___ Data in this exercise

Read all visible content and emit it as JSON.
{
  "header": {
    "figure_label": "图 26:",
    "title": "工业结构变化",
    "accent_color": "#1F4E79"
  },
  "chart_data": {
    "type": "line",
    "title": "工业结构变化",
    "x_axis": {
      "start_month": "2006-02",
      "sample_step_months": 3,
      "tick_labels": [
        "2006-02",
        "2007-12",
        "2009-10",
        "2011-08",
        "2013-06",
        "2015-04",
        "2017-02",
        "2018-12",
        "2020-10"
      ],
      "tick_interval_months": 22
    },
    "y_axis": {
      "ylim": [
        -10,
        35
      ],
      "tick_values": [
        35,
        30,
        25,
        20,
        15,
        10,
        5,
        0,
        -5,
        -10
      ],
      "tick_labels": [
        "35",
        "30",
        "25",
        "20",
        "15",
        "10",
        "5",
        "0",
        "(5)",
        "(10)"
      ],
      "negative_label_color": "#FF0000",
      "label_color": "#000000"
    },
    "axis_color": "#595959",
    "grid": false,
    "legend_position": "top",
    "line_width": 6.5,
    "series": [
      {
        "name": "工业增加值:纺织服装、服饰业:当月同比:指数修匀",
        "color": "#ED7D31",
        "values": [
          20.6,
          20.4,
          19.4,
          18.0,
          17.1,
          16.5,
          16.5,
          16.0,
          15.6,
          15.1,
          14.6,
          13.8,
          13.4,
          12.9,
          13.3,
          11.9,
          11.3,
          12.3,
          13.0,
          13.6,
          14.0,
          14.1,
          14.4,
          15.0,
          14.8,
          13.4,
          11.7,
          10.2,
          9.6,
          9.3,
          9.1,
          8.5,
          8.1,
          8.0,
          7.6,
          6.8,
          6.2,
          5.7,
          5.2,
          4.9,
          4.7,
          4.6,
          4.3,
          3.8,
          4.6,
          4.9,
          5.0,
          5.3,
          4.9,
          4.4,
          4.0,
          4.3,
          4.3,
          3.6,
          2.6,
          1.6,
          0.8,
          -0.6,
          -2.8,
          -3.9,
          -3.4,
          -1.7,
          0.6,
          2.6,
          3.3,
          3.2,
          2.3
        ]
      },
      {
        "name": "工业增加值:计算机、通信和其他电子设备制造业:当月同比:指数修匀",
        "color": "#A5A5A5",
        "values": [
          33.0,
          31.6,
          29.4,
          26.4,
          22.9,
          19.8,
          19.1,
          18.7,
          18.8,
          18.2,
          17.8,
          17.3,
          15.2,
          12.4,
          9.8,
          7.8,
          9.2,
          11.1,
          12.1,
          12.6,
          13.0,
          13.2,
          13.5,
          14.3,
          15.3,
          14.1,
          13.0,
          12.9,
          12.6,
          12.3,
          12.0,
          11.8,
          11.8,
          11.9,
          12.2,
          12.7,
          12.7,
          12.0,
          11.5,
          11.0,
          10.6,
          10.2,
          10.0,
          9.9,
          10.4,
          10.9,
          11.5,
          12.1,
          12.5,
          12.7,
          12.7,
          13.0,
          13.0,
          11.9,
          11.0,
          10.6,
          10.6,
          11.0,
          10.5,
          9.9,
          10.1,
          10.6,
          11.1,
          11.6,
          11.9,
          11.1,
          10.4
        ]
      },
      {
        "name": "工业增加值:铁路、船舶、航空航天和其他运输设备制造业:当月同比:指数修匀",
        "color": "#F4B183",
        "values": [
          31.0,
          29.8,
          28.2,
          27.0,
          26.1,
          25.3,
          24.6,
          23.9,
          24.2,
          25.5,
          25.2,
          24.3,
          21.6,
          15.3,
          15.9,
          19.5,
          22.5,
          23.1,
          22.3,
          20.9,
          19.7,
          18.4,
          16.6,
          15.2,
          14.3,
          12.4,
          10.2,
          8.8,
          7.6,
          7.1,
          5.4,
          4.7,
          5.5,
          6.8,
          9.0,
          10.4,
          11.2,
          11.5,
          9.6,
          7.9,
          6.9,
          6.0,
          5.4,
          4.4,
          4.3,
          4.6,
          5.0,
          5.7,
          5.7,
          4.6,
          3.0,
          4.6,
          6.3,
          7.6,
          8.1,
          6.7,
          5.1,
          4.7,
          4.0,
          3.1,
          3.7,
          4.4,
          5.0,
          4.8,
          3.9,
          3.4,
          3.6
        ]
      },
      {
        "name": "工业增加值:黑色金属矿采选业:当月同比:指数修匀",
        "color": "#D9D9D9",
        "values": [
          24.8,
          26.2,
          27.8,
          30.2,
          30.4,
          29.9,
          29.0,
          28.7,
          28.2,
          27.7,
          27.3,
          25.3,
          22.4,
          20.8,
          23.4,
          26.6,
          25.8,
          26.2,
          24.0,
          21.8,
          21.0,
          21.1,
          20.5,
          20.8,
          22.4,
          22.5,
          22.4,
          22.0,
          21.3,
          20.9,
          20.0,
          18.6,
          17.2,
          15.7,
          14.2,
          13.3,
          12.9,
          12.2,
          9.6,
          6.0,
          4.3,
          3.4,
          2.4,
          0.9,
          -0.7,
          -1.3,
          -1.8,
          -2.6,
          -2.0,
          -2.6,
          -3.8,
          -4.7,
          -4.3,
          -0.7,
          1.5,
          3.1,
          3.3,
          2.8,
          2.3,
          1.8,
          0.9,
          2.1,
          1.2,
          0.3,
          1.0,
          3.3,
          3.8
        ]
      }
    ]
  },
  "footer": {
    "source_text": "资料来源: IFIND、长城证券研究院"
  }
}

______

### Exercise task
Filter the records, keeping only lines that contain "工业增加值", and show those lines.

### Response to this task
        "name": "工业增加值:纺织服装、服饰业:当月同比:指数修匀",
        "name": "工业增加值:计算机、通信和其他电子设备制造业:当月同比:指数修匀",
        "name": "工业增加值:铁路、船舶、航空航天和其他运输设备制造业:当月同比:指数修匀",
        "name": "工业增加值:黑色金属矿采选业:当月同比:指数修匀",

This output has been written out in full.